Problem requirements:
Copy out the lines that include the word "Burn".

Supplied data:
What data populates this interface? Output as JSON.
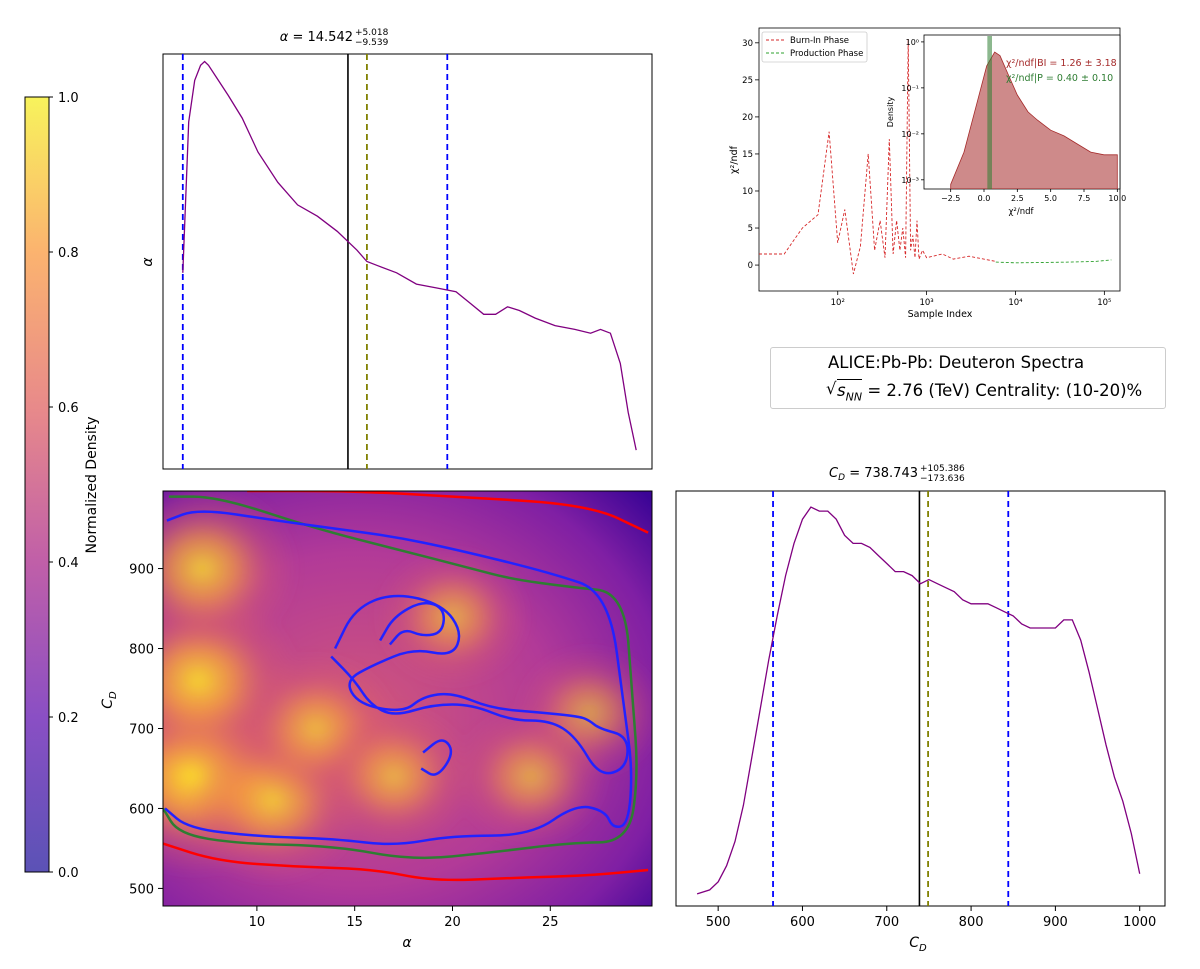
{
  "chart_data": [
    {
      "id": "alpha-marginal",
      "type": "line",
      "title_symbol": "α",
      "title_value": "14.542",
      "title_err_plus": "+5.018",
      "title_err_minus": "−9.539",
      "ylabel": "α",
      "xlim": [
        5.2,
        29.9
      ],
      "line_color": "#800080",
      "x": [
        6.2,
        6.5,
        6.8,
        7.1,
        7.3,
        7.5,
        8.0,
        8.5,
        9.2,
        10.0,
        11.0,
        12.0,
        13.0,
        14.0,
        15.0,
        15.5,
        16.0,
        17.0,
        18.0,
        19.0,
        20.0,
        20.7,
        21.4,
        22.0,
        22.6,
        23.2,
        24.0,
        25.0,
        26.0,
        26.8,
        27.3,
        27.8,
        28.3,
        28.7,
        29.1
      ],
      "y": [
        0.44,
        0.84,
        0.95,
        0.99,
        1.0,
        0.99,
        0.95,
        0.91,
        0.85,
        0.76,
        0.68,
        0.62,
        0.59,
        0.55,
        0.5,
        0.47,
        0.46,
        0.44,
        0.41,
        0.4,
        0.39,
        0.36,
        0.33,
        0.33,
        0.35,
        0.34,
        0.32,
        0.3,
        0.29,
        0.28,
        0.29,
        0.28,
        0.2,
        0.07,
        -0.03
      ],
      "ylim": [
        -0.08,
        1.02
      ],
      "vlines": [
        {
          "value": 6.2,
          "color": "#0000ff",
          "style": "dashed"
        },
        {
          "value": 14.542,
          "color": "#000000",
          "style": "solid"
        },
        {
          "value": 15.5,
          "color": "#808000",
          "style": "dashed"
        },
        {
          "value": 19.56,
          "color": "#0000ff",
          "style": "dashed"
        }
      ]
    },
    {
      "id": "cd-marginal",
      "type": "line",
      "title_symbol": "C",
      "title_subscript": "D",
      "title_value": "738.743",
      "title_err_plus": "+105.386",
      "title_err_minus": "−173.636",
      "xlabel": "C",
      "xlabel_subscript": "D",
      "xlim": [
        450,
        1030
      ],
      "xticks": [
        500,
        600,
        700,
        800,
        900,
        1000
      ],
      "line_color": "#800080",
      "x": [
        475,
        490,
        500,
        510,
        520,
        530,
        540,
        550,
        560,
        570,
        580,
        590,
        600,
        610,
        620,
        630,
        640,
        650,
        660,
        670,
        680,
        690,
        700,
        710,
        720,
        730,
        740,
        750,
        760,
        770,
        780,
        790,
        800,
        810,
        820,
        830,
        840,
        850,
        860,
        870,
        880,
        890,
        900,
        910,
        920,
        930,
        940,
        950,
        960,
        970,
        980,
        990,
        1000
      ],
      "y": [
        0.0,
        0.01,
        0.03,
        0.07,
        0.13,
        0.22,
        0.34,
        0.46,
        0.58,
        0.69,
        0.79,
        0.87,
        0.93,
        0.96,
        0.95,
        0.95,
        0.93,
        0.89,
        0.87,
        0.87,
        0.86,
        0.84,
        0.82,
        0.8,
        0.8,
        0.79,
        0.77,
        0.78,
        0.77,
        0.76,
        0.75,
        0.73,
        0.72,
        0.72,
        0.72,
        0.71,
        0.7,
        0.69,
        0.67,
        0.66,
        0.66,
        0.66,
        0.66,
        0.68,
        0.68,
        0.63,
        0.55,
        0.46,
        0.37,
        0.29,
        0.23,
        0.15,
        0.05
      ],
      "ylim": [
        -0.03,
        1.0
      ],
      "vlines": [
        {
          "value": 565.1,
          "color": "#0000ff",
          "style": "dashed"
        },
        {
          "value": 738.743,
          "color": "#000000",
          "style": "solid"
        },
        {
          "value": 749,
          "color": "#808000",
          "style": "dashed"
        },
        {
          "value": 844.1,
          "color": "#0000ff",
          "style": "dashed"
        }
      ]
    },
    {
      "id": "joint-density",
      "type": "heatmap",
      "xlabel": "α",
      "ylabel": "C",
      "ylabel_subscript": "D",
      "xlim": [
        5.2,
        30.2
      ],
      "ylim": [
        478,
        997
      ],
      "xticks": [
        10,
        15,
        20,
        25
      ],
      "yticks": [
        500,
        600,
        700,
        800,
        900
      ],
      "colorbar_label": "Normalized Density",
      "colorbar_ticks": [
        "0.0",
        "0.2",
        "0.4",
        "0.6",
        "0.8",
        "1.0"
      ],
      "colormap": [
        "#0d0887",
        "#5c01a6",
        "#9c179e",
        "#cc4778",
        "#ed7953",
        "#fdb42f",
        "#f0f921"
      ],
      "hotspots": [
        {
          "x": 6.8,
          "y": 640,
          "weight": 1.0
        },
        {
          "x": 7.0,
          "y": 760,
          "weight": 0.85
        },
        {
          "x": 7.2,
          "y": 900,
          "weight": 0.75
        },
        {
          "x": 10.8,
          "y": 610,
          "weight": 0.7
        },
        {
          "x": 13.0,
          "y": 700,
          "weight": 0.55
        },
        {
          "x": 17.0,
          "y": 640,
          "weight": 0.5
        },
        {
          "x": 20.0,
          "y": 840,
          "weight": 0.45
        },
        {
          "x": 24.0,
          "y": 640,
          "weight": 0.45
        },
        {
          "x": 27.0,
          "y": 720,
          "weight": 0.4
        }
      ],
      "contours": [
        {
          "color": "#ff0000",
          "points": [
            [
              5.2,
              556
            ],
            [
              8,
              534
            ],
            [
              12,
              527
            ],
            [
              16,
              524
            ],
            [
              19,
              509
            ],
            [
              23,
              513
            ],
            [
              27,
              516
            ],
            [
              30,
              523
            ]
          ]
        },
        {
          "color": "#ff0000",
          "points": [
            [
              9.5,
              997
            ],
            [
              15,
              997
            ],
            [
              20,
              990
            ],
            [
              27,
              980
            ],
            [
              30,
              945
            ]
          ]
        },
        {
          "color": "#2e7d32",
          "points": [
            [
              5.2,
              600
            ],
            [
              6,
              568
            ],
            [
              9,
              556
            ],
            [
              14,
              553
            ],
            [
              18,
              535
            ],
            [
              22,
              545
            ],
            [
              26,
              557
            ],
            [
              29,
              558
            ],
            [
              29.5,
              640
            ],
            [
              29.2,
              740
            ],
            [
              28.8,
              870
            ],
            [
              26,
              877
            ],
            [
              23,
              887
            ],
            [
              21,
              900
            ],
            [
              17,
              925
            ],
            [
              13,
              950
            ],
            [
              8,
              990
            ],
            [
              5.5,
              990
            ]
          ]
        },
        {
          "color": "#2222ff",
          "points": [
            [
              5.3,
              600
            ],
            [
              6.5,
              575
            ],
            [
              10,
              565
            ],
            [
              14,
              562
            ],
            [
              17,
              553
            ],
            [
              20,
              566
            ],
            [
              24,
              566
            ],
            [
              26.3,
              605
            ],
            [
              27.8,
              597
            ],
            [
              28.2,
              575
            ],
            [
              29.0,
              580
            ],
            [
              29.2,
              650
            ],
            [
              28.8,
              720
            ],
            [
              28.0,
              870
            ],
            [
              25,
              895
            ],
            [
              20,
              925
            ],
            [
              17,
              940
            ],
            [
              14,
              950
            ],
            [
              11,
              960
            ],
            [
              7,
              975
            ],
            [
              5.4,
              960
            ]
          ]
        },
        {
          "color": "#2222ff",
          "points": [
            [
              14.0,
              800
            ],
            [
              15.0,
              850
            ],
            [
              17.0,
              870
            ],
            [
              19.5,
              855
            ],
            [
              20.5,
              820
            ],
            [
              20.0,
              790
            ],
            [
              18.0,
              800
            ],
            [
              16.0,
              780
            ],
            [
              14.5,
              760
            ],
            [
              15.2,
              730
            ],
            [
              17.5,
              720
            ],
            [
              18.5,
              740
            ],
            [
              20.0,
              745
            ],
            [
              22.0,
              725
            ],
            [
              24.5,
              720
            ],
            [
              26.5,
              715
            ],
            [
              27.0,
              710
            ],
            [
              27.5,
              700
            ],
            [
              29.0,
              690
            ],
            [
              28.9,
              650
            ],
            [
              27.5,
              640
            ],
            [
              26.3,
              690
            ],
            [
              25.0,
              710
            ],
            [
              23.0,
              710
            ],
            [
              21.0,
              730
            ],
            [
              19.0,
              730
            ],
            [
              17.0,
              715
            ],
            [
              15.8,
              730
            ],
            [
              15.0,
              760
            ],
            [
              13.8,
              790
            ]
          ]
        },
        {
          "color": "#2222ff",
          "points": [
            [
              18.5,
              670
            ],
            [
              19.5,
              690
            ],
            [
              20.1,
              670
            ],
            [
              19.2,
              638
            ],
            [
              18.4,
              650
            ]
          ]
        },
        {
          "color": "#2222ff",
          "points": [
            [
              16.3,
              810
            ],
            [
              17.0,
              840
            ],
            [
              18.5,
              860
            ],
            [
              19.6,
              850
            ],
            [
              19.5,
              820
            ],
            [
              18.5,
              815
            ],
            [
              17.5,
              825
            ],
            [
              16.8,
              805
            ]
          ]
        }
      ]
    },
    {
      "id": "chi2-trace",
      "type": "line",
      "xlabel": "Sample Index",
      "ylabel": "χ²/ndf",
      "xscale": "log",
      "xlim": [
        13,
        150000
      ],
      "ylim": [
        -3.5,
        32
      ],
      "xticks": [
        "10²",
        "10³",
        "10⁴",
        "10⁵"
      ],
      "yticks": [
        0,
        5,
        10,
        15,
        20,
        25,
        30
      ],
      "legend": [
        {
          "label": "Burn-In Phase",
          "color": "#d62728",
          "style": "dashed"
        },
        {
          "label": "Production Phase",
          "color": "#2ca02c",
          "style": "dashed"
        }
      ],
      "series": [
        {
          "name": "Burn-In Phase",
          "color": "#d62728",
          "x": [
            13,
            25,
            40,
            60,
            80,
            100,
            120,
            150,
            180,
            220,
            260,
            300,
            340,
            380,
            420,
            460,
            500,
            540,
            580,
            620,
            660,
            700,
            740,
            780,
            820,
            900,
            1000,
            1500,
            2000,
            3000,
            4000,
            6000
          ],
          "y": [
            1.5,
            1.5,
            5.0,
            6.8,
            18.0,
            3.0,
            7.5,
            -1.2,
            2.5,
            15.0,
            2.0,
            6.0,
            1.0,
            17.0,
            1.5,
            6.0,
            2.0,
            5.0,
            1.0,
            30.5,
            2.0,
            4.0,
            1.0,
            6.0,
            0.8,
            2.0,
            1.0,
            1.5,
            0.8,
            1.2,
            0.9,
            0.5
          ]
        },
        {
          "name": "Production Phase",
          "color": "#2ca02c",
          "x": [
            6000,
            10000,
            20000,
            40000,
            80000,
            120000
          ],
          "y": [
            0.4,
            0.3,
            0.35,
            0.4,
            0.5,
            0.7
          ]
        }
      ],
      "inset": {
        "xlabel": "χ²/ndf",
        "ylabel": "Density",
        "yscale": "log",
        "xlim": [
          -4.5,
          10.2
        ],
        "xticks": [
          "−2.5",
          "0.0",
          "2.5",
          "5.0",
          "7.5",
          "10.0"
        ],
        "yticks": [
          "10⁻³",
          "10⁻²",
          "10⁻¹",
          "10⁰"
        ],
        "annotation_bi": "χ²/ndf|BI = 1.26 ± 3.18",
        "annotation_p": "χ²/ndf|P = 0.40 ± 0.10",
        "bi_color": "#a52a2a",
        "p_color": "#2e7d32",
        "bi_density_x": [
          -2.5,
          -1.5,
          -0.5,
          0.2,
          0.8,
          1.2,
          1.8,
          2.5,
          3.3,
          4.0,
          5.0,
          6.0,
          7.0,
          8.0,
          9.0,
          10.0
        ],
        "bi_density_y": [
          0.0008,
          0.004,
          0.05,
          0.3,
          0.6,
          0.5,
          0.2,
          0.07,
          0.03,
          0.02,
          0.012,
          0.009,
          0.006,
          0.004,
          0.0035,
          0.0035
        ]
      }
    }
  ],
  "info_box": {
    "line1": "ALICE:Pb-Pb: Deuteron Spectra",
    "sqrt_symbol": "s",
    "sqrt_sub": "NN",
    "line2": "= 2.76 (TeV) Centrality: (10-20)%"
  }
}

Exercise solution:
          "label": "Burn-In Phase",
          "name": "Burn-In Phase",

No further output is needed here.